Data in this exercise>
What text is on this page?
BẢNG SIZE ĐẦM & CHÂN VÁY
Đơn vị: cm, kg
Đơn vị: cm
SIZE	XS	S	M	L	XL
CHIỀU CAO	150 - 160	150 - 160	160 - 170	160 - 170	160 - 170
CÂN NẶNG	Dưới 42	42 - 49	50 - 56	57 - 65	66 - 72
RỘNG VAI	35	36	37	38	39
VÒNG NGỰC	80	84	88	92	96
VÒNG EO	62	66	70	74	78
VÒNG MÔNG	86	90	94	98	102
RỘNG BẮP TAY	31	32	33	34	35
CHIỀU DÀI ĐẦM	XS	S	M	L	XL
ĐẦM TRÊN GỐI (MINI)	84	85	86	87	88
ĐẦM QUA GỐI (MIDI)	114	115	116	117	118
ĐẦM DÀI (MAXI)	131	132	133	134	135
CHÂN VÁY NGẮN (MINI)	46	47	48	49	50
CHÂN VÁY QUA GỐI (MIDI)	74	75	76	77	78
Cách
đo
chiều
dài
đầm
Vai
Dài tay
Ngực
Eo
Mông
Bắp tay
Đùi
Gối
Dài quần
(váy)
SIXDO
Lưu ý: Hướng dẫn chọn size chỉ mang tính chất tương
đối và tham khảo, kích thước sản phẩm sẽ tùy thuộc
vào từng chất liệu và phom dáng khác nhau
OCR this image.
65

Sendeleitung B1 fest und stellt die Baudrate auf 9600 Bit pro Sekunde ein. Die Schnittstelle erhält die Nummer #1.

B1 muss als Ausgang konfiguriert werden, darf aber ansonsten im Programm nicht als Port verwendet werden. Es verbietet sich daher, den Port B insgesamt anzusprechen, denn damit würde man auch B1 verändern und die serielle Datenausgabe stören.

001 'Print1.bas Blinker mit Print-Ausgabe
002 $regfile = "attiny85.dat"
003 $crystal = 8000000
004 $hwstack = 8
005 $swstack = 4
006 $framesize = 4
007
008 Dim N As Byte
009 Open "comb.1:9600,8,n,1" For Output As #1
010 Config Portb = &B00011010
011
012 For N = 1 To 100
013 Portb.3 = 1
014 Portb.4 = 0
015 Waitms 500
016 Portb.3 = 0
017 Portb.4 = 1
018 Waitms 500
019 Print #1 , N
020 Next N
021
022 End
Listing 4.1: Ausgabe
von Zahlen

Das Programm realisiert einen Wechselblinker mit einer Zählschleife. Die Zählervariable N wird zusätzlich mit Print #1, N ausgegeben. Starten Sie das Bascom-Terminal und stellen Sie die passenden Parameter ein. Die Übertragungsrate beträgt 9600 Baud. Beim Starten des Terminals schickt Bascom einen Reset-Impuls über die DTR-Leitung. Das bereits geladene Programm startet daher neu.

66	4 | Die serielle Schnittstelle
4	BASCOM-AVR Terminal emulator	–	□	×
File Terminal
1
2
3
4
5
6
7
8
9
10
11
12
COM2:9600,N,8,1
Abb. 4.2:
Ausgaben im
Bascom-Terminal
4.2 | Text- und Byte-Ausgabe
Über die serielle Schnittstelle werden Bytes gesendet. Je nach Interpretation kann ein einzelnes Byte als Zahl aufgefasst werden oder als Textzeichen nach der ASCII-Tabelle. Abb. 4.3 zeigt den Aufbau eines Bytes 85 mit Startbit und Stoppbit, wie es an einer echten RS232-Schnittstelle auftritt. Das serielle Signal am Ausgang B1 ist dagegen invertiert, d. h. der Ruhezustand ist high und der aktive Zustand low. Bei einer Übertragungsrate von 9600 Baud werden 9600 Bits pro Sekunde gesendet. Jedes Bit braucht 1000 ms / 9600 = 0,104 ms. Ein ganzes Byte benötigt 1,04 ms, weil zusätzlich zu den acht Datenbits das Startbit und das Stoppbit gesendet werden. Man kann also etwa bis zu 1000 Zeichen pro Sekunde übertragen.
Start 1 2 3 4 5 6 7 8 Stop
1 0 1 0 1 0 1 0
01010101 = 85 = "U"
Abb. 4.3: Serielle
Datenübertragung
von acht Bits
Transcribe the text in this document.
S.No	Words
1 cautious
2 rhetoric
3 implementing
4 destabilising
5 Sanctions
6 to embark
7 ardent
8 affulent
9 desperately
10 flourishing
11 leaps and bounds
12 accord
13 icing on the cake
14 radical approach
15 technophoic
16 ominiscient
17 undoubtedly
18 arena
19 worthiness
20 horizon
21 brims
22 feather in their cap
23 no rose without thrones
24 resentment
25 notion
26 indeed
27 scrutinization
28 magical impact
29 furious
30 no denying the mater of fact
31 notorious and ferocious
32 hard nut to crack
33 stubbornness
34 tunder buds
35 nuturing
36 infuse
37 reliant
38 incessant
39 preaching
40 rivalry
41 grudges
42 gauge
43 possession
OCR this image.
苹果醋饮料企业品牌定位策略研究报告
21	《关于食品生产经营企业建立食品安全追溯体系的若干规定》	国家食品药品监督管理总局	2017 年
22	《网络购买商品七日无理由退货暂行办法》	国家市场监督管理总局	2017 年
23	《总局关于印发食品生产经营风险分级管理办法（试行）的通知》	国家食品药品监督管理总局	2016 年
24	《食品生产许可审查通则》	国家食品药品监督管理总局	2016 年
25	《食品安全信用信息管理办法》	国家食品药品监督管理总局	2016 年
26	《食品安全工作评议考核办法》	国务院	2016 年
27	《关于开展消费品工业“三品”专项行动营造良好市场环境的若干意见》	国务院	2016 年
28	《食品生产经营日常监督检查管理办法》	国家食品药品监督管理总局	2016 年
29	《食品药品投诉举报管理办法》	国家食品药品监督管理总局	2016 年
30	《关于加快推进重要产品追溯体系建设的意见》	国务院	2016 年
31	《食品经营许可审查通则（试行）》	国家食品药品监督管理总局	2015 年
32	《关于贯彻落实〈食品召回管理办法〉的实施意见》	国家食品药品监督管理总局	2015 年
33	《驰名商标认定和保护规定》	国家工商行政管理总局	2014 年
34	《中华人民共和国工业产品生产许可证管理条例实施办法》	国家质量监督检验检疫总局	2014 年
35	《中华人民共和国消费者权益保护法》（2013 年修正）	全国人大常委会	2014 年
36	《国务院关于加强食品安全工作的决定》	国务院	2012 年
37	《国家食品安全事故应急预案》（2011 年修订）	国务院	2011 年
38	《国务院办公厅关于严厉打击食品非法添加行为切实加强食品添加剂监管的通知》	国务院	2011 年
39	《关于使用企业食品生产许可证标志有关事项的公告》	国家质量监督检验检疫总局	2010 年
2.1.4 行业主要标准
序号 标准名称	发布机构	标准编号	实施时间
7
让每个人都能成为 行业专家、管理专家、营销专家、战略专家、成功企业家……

Goal> Every line from the line containing "Transcribe the text in this document." to the last line of the material above must be repeated exactly, and no other line.

Exercise solution>
Transcribe the text in this document.
S.No	Words
1 cautious
2 rhetoric
3 implementing
4 destabilising
5 Sanctions
6 to embark
7 ardent
8 affulent
9 desperately
10 flourishing
11 leaps and bounds
12 accord
13 icing on the cake
14 radical approach
15 technophoic
16 ominiscient
17 undoubtedly
18 arena
19 worthiness
20 horizon
21 brims
22 feather in their cap
23 no rose without thrones
24 resentment
25 notion
26 indeed
27 scrutinization
28 magical impact
29 furious
30 no denying the mater of fact
31 notorious and ferocious
32 hard nut to crack
33 stubbornness
34 tunder buds
35 nuturing
36 infuse
37 reliant
38 incessant
39 preaching
40 rivalry
41 grudges
42 gauge
43 possession
OCR this image.
苹果醋饮料企业品牌定位策略研究报告
21	《关于食品生产经营企业建立食品安全追溯体系的若干规定》	国家食品药品监督管理总局	2017 年
22	《网络购买商品七日无理由退货暂行办法》	国家市场监督管理总局	2017 年
23	《总局关于印发食品生产经营风险分级管理办法（试行）的通知》	国家食品药品监督管理总局	2016 年
24	《食品生产许可审查通则》	国家食品药品监督管理总局	2016 年
25	《食品安全信用信息管理办法》	国家食品药品监督管理总局	2016 年
26	《食品安全工作评议考核办法》	国务院	2016 年
27	《关于开展消费品工业“三品”专项行动营造良好市场环境的若干意见》	国务院	2016 年
28	《食品生产经营日常监督检查管理办法》	国家食品药品监督管理总局	2016 年
29	《食品药品投诉举报管理办法》	国家食品药品监督管理总局	2016 年
30	《关于加快推进重要产品追溯体系建设的意见》	国务院	2016 年
31	《食品经营许可审查通则（试行）》	国家食品药品监督管理总局	2015 年
32	《关于贯彻落实〈食品召回管理办法〉的实施意见》	国家食品药品监督管理总局	2015 年
33	《驰名商标认定和保护规定》	国家工商行政管理总局	2014 年
34	《中华人民共和国工业产品生产许可证管理条例实施办法》	国家质量监督检验检疫总局	2014 年
35	《中华人民共和国消费者权益保护法》（2013 年修正）	全国人大常委会	2014 年
36	《国务院关于加强食品安全工作的决定》	国务院	2012 年
37	《国家食品安全事故应急预案》（2011 年修订）	国务院	2011 年
38	《国务院办公厅关于严厉打击食品非法添加行为切实加强食品添加剂监管的通知》	国务院	2011 年
39	《关于使用企业食品生产许可证标志有关事项的公告》	国家质量监督检验检疫总局	2010 年
2.1.4 行业主要标准
序号 标准名称	发布机构	标准编号	实施时间
7
让每个人都能成为 行业专家、管理专家、营销专家、战略专家、成功企业家……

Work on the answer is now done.